* _PROBLEM STATEMENT_
Retype each record below word for word. Leave the pictures out.

── DATA EXCERPTS

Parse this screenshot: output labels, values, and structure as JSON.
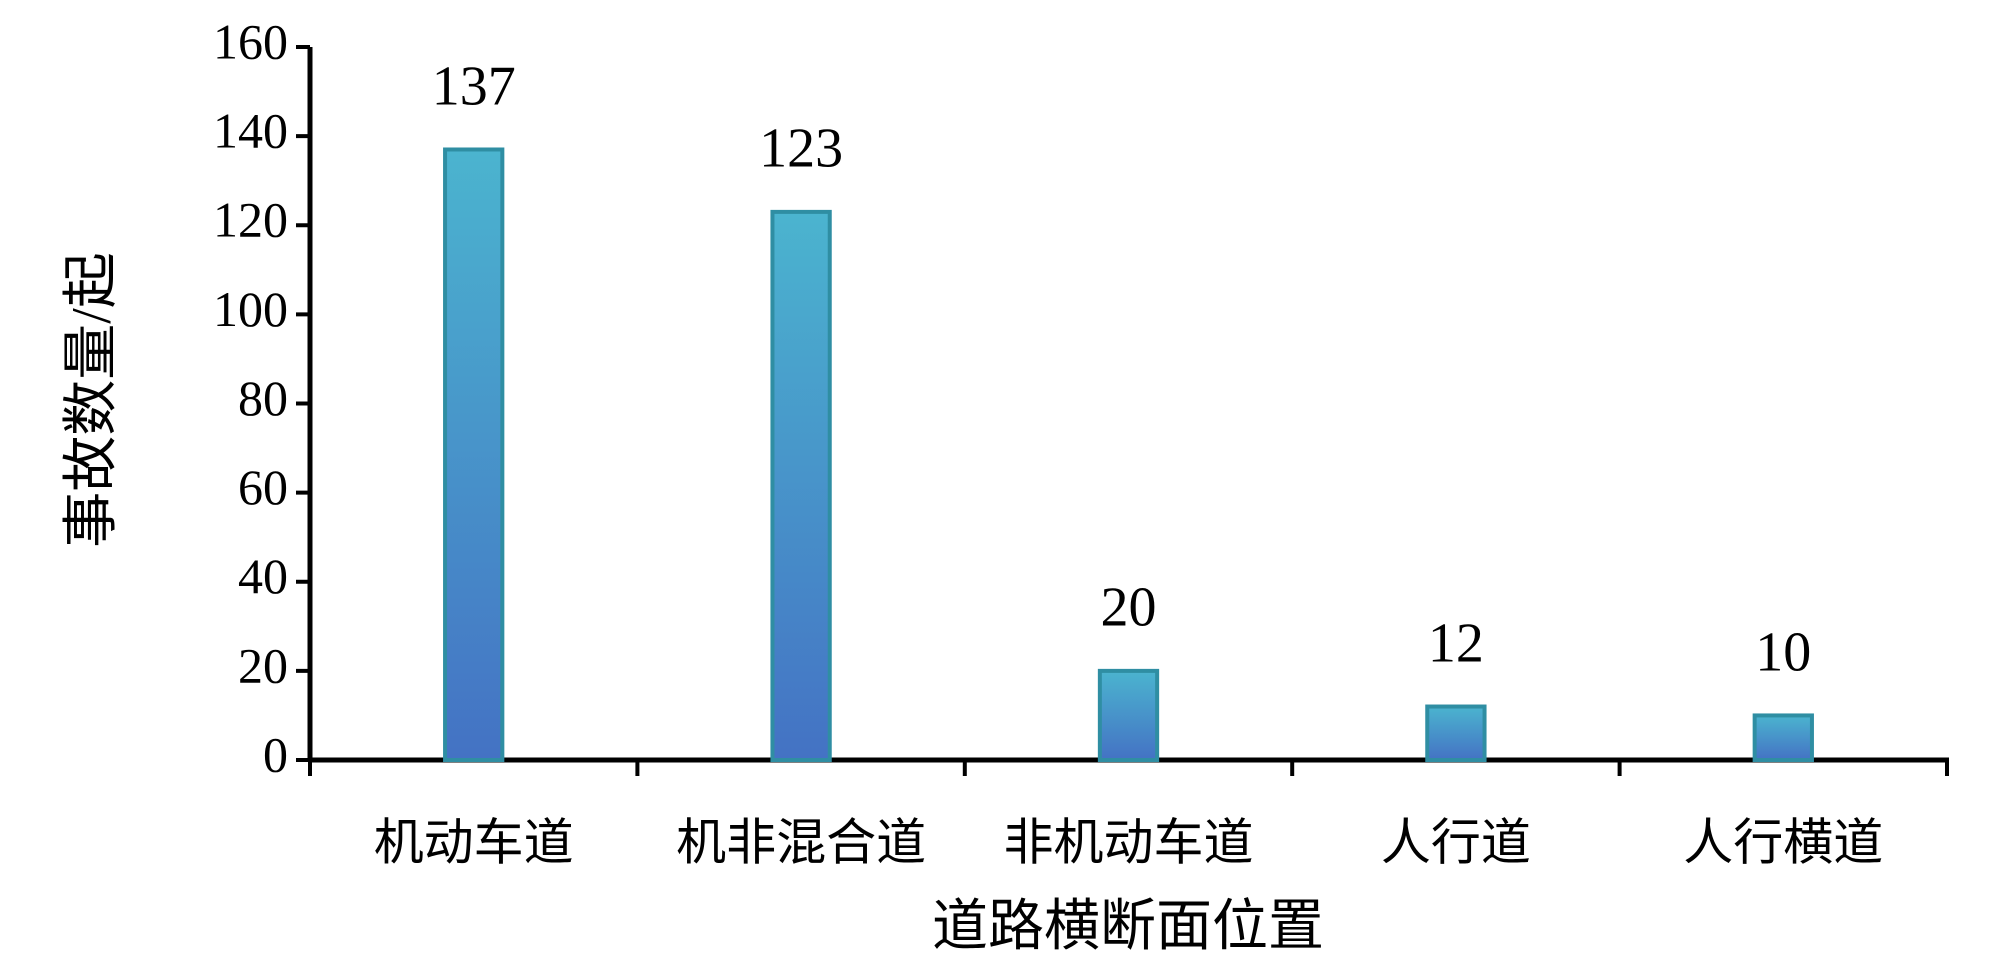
{
  "chart_data": {
    "type": "bar",
    "x_label": "道路横断面位置",
    "y_label": "事故数量/起",
    "categories": [
      "机动车道",
      "机非混合道",
      "非机动车道",
      "人行道",
      "人行横道"
    ],
    "values": [
      137,
      123,
      20,
      12,
      10
    ],
    "color": "#4472c4",
    "ylim": [
      0,
      160
    ],
    "yticks": [
      0,
      20,
      40,
      60,
      80,
      100,
      120,
      140,
      160
    ],
    "grid": false
  }
}
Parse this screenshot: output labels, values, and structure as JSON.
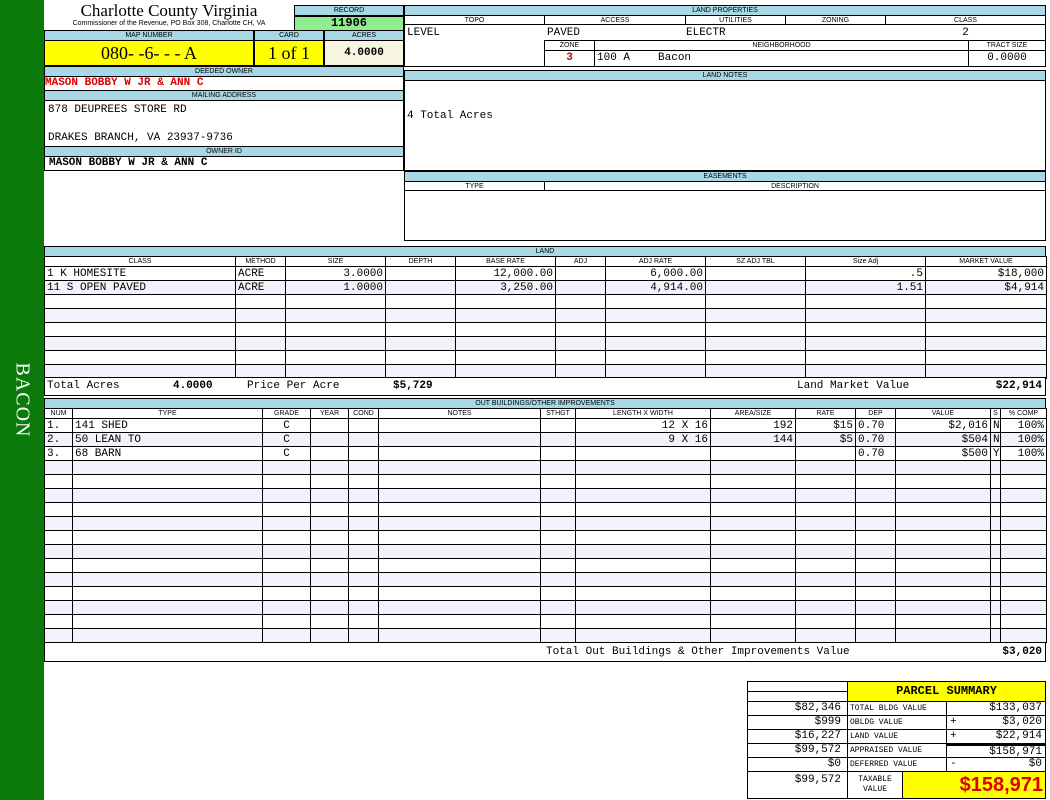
{
  "sidebar": {
    "label": "BACON"
  },
  "header": {
    "county": "Charlotte County Virginia",
    "office": "Commissioner of the Revenue, PO Box 308, Charlotte CH, VA",
    "record_label": "RECORD",
    "record": "11906",
    "map_label": "MAP NUMBER",
    "map_number": "080- -6- - - A",
    "card_label": "CARD",
    "card": "1 of 1",
    "acres_label": "ACRES",
    "acres": "4.0000"
  },
  "owner": {
    "deeded_label": "DEEDED OWNER",
    "deeded": "MASON BOBBY W JR & ANN C",
    "mailing_label": "MAILING ADDRESS",
    "address1": "878 DEUPREES STORE RD",
    "address2": "DRAKES BRANCH, VA 23937-9736",
    "owner_id_label": "OWNER ID",
    "owner_id": "MASON BOBBY W JR & ANN C"
  },
  "land_properties": {
    "title": "LAND PROPERTIES",
    "topo_label": "TOPO",
    "access_label": "ACCESS",
    "utilities_label": "UTILITIES",
    "zoning_label": "ZONING",
    "class_label": "CLASS",
    "topo": "LEVEL",
    "access": "PAVED",
    "utilities": "ELECTR",
    "class": "2",
    "zone_label": "ZONE",
    "neighborhood_label": "NEIGHBORHOOD",
    "tract_label": "TRACT SIZE",
    "zone": "3",
    "neighborhood_code": "100 A",
    "neighborhood": "Bacon",
    "tract": "0.0000"
  },
  "land_notes": {
    "title": "LAND NOTES",
    "text": "4 Total Acres"
  },
  "easements": {
    "title": "EASEMENTS",
    "type_label": "TYPE",
    "desc_label": "DESCRIPTION"
  },
  "land": {
    "title": "LAND",
    "columns": [
      "CLASS",
      "METHOD",
      "SIZE",
      "DEPTH",
      "BASE RATE",
      "ADJ",
      "ADJ RATE",
      "SZ ADJ TBL",
      "Size Adj",
      "MARKET VALUE"
    ],
    "rows": [
      [
        "1 K HOMESITE",
        "ACRE",
        "3.0000",
        "",
        "12,000.00",
        "",
        "6,000.00",
        "",
        ".5",
        "$18,000"
      ],
      [
        "11 S OPEN PAVED",
        "ACRE",
        "1.0000",
        "",
        "3,250.00",
        "",
        "4,914.00",
        "",
        "1.51",
        "$4,914"
      ]
    ],
    "total_acres_label": "Total Acres",
    "total_acres": "4.0000",
    "price_label": "Price Per Acre",
    "price": "$5,729",
    "market_label": "Land Market Value",
    "market": "$22,914"
  },
  "outbuildings": {
    "title": "OUT BUILDINGS/OTHER IMPROVEMENTS",
    "columns": [
      "NUM",
      "TYPE",
      "GRADE",
      "YEAR",
      "COND",
      "NOTES",
      "STHGT",
      "LENGTH X WIDTH",
      "AREA/SIZE",
      "RATE",
      "DEP",
      "VALUE",
      "S",
      "% COMP"
    ],
    "rows": [
      [
        "1.",
        "141  SHED",
        "C",
        "",
        "",
        "",
        "",
        "12 X 16",
        "192",
        "$15",
        "0.70",
        "$2,016",
        "N",
        "100%"
      ],
      [
        "2.",
        "50  LEAN TO",
        "C",
        "",
        "",
        "",
        "",
        "9 X 16",
        "144",
        "$5",
        "0.70",
        "$504",
        "N",
        "100%"
      ],
      [
        "3.",
        "68  BARN",
        "C",
        "",
        "",
        "",
        "",
        "",
        "",
        "",
        "0.70",
        "$500",
        "Y",
        "100%"
      ]
    ],
    "total_label": "Total Out Buildings & Other Improvements Value",
    "total": "$3,020"
  },
  "summary": {
    "title": "PARCEL SUMMARY",
    "rows": [
      {
        "left": "$82,346",
        "label": "TOTAL BLDG VALUE",
        "op": "",
        "value": "$133,037"
      },
      {
        "left": "$999",
        "label": "OBLDG VALUE",
        "op": "+",
        "value": "$3,020"
      },
      {
        "left": "$16,227",
        "label": "LAND VALUE",
        "op": "+",
        "value": "$22,914"
      },
      {
        "left": "$99,572",
        "label": "APPRAISED VALUE",
        "op": "",
        "value": "$158,971"
      },
      {
        "left": "$0",
        "label": "DEFERRED VALUE",
        "op": "-",
        "value": "$0"
      }
    ],
    "taxable_left": "$99,572",
    "taxable_label": "TAXABLE VALUE",
    "taxable": "$158,971"
  },
  "colors": {
    "sidebar": "#0a7a0a",
    "label_bg": "#a8d8e6",
    "highlight": "#ffff00",
    "record_bg": "#90ee90",
    "owner_text": "#e00000"
  }
}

────

* _SOLUTION_
Parse this screenshot: output labels, values, and structure as JSON.
{
  "chart_data": {
    "type": "bar",
    "x_label": "道路横断面位置",
    "y_label": "事故数量/起",
    "categories": [
      "机动车道",
      "机非混合道",
      "非机动车道",
      "人行道",
      "人行横道"
    ],
    "values": [
      137,
      123,
      20,
      12,
      10
    ],
    "color": "#4472c4",
    "ylim": [
      0,
      160
    ],
    "yticks": [
      0,
      20,
      40,
      60,
      80,
      100,
      120,
      140,
      160
    ],
    "grid": false
  }
}
Parse this screenshot: output labels, values, and structure as JSON.
{
  "sidebar": {
    "label": "BACON"
  },
  "header": {
    "county": "Charlotte County Virginia",
    "office": "Commissioner of the Revenue, PO Box 308, Charlotte CH, VA",
    "record_label": "RECORD",
    "record": "11906",
    "map_label": "MAP NUMBER",
    "map_number": "080- -6- - - A",
    "card_label": "CARD",
    "card": "1 of 1",
    "acres_label": "ACRES",
    "acres": "4.0000"
  },
  "owner": {
    "deeded_label": "DEEDED OWNER",
    "deeded": "MASON BOBBY W JR & ANN C",
    "mailing_label": "MAILING ADDRESS",
    "address1": "878 DEUPREES STORE RD",
    "address2": "DRAKES BRANCH, VA 23937-9736",
    "owner_id_label": "OWNER ID",
    "owner_id": "MASON BOBBY W JR & ANN C"
  },
  "land_properties": {
    "title": "LAND PROPERTIES",
    "topo_label": "TOPO",
    "access_label": "ACCESS",
    "utilities_label": "UTILITIES",
    "zoning_label": "ZONING",
    "class_label": "CLASS",
    "topo": "LEVEL",
    "access": "PAVED",
    "utilities": "ELECTR",
    "class": "2",
    "zone_label": "ZONE",
    "neighborhood_label": "NEIGHBORHOOD",
    "tract_label": "TRACT SIZE",
    "zone": "3",
    "neighborhood_code": "100 A",
    "neighborhood": "Bacon",
    "tract": "0.0000"
  },
  "land_notes": {
    "title": "LAND NOTES",
    "text": "4 Total Acres"
  },
  "easements": {
    "title": "EASEMENTS",
    "type_label": "TYPE",
    "desc_label": "DESCRIPTION"
  },
  "land": {
    "title": "LAND",
    "columns": [
      "CLASS",
      "METHOD",
      "SIZE",
      "DEPTH",
      "BASE RATE",
      "ADJ",
      "ADJ RATE",
      "SZ ADJ TBL",
      "Size Adj",
      "MARKET VALUE"
    ],
    "rows": [
      [
        "1 K HOMESITE",
        "ACRE",
        "3.0000",
        "",
        "12,000.00",
        "",
        "6,000.00",
        "",
        ".5",
        "$18,000"
      ],
      [
        "11 S OPEN PAVED",
        "ACRE",
        "1.0000",
        "",
        "3,250.00",
        "",
        "4,914.00",
        "",
        "1.51",
        "$4,914"
      ]
    ],
    "total_acres_label": "Total Acres",
    "total_acres": "4.0000",
    "price_label": "Price Per Acre",
    "price": "$5,729",
    "market_label": "Land Market Value",
    "market": "$22,914"
  },
  "outbuildings": {
    "title": "OUT BUILDINGS/OTHER IMPROVEMENTS",
    "columns": [
      "NUM",
      "TYPE",
      "GRADE",
      "YEAR",
      "COND",
      "NOTES",
      "STHGT",
      "LENGTH X WIDTH",
      "AREA/SIZE",
      "RATE",
      "DEP",
      "VALUE",
      "S",
      "% COMP"
    ],
    "rows": [
      [
        "1.",
        "141  SHED",
        "C",
        "",
        "",
        "",
        "",
        "12 X 16",
        "192",
        "$15",
        "0.70",
        "$2,016",
        "N",
        "100%"
      ],
      [
        "2.",
        "50  LEAN TO",
        "C",
        "",
        "",
        "",
        "",
        "9 X 16",
        "144",
        "$5",
        "0.70",
        "$504",
        "N",
        "100%"
      ],
      [
        "3.",
        "68  BARN",
        "C",
        "",
        "",
        "",
        "",
        "",
        "",
        "",
        "0.70",
        "$500",
        "Y",
        "100%"
      ]
    ],
    "total_label": "Total Out Buildings & Other Improvements Value",
    "total": "$3,020"
  },
  "summary": {
    "title": "PARCEL SUMMARY",
    "rows": [
      {
        "left": "$82,346",
        "label": "TOTAL BLDG VALUE",
        "op": "",
        "value": "$133,037"
      },
      {
        "left": "$999",
        "label": "OBLDG VALUE",
        "op": "+",
        "value": "$3,020"
      },
      {
        "left": "$16,227",
        "label": "LAND VALUE",
        "op": "+",
        "value": "$22,914"
      },
      {
        "left": "$99,572",
        "label": "APPRAISED VALUE",
        "op": "",
        "value": "$158,971"
      },
      {
        "left": "$0",
        "label": "DEFERRED VALUE",
        "op": "-",
        "value": "$0"
      }
    ],
    "taxable_left": "$99,572",
    "taxable_label": "TAXABLE VALUE",
    "taxable": "$158,971"
  },
  "colors": {
    "sidebar": "#0a7a0a",
    "label_bg": "#a8d8e6",
    "highlight": "#ffff00",
    "record_bg": "#90ee90",
    "owner_text": "#e00000"
  }
}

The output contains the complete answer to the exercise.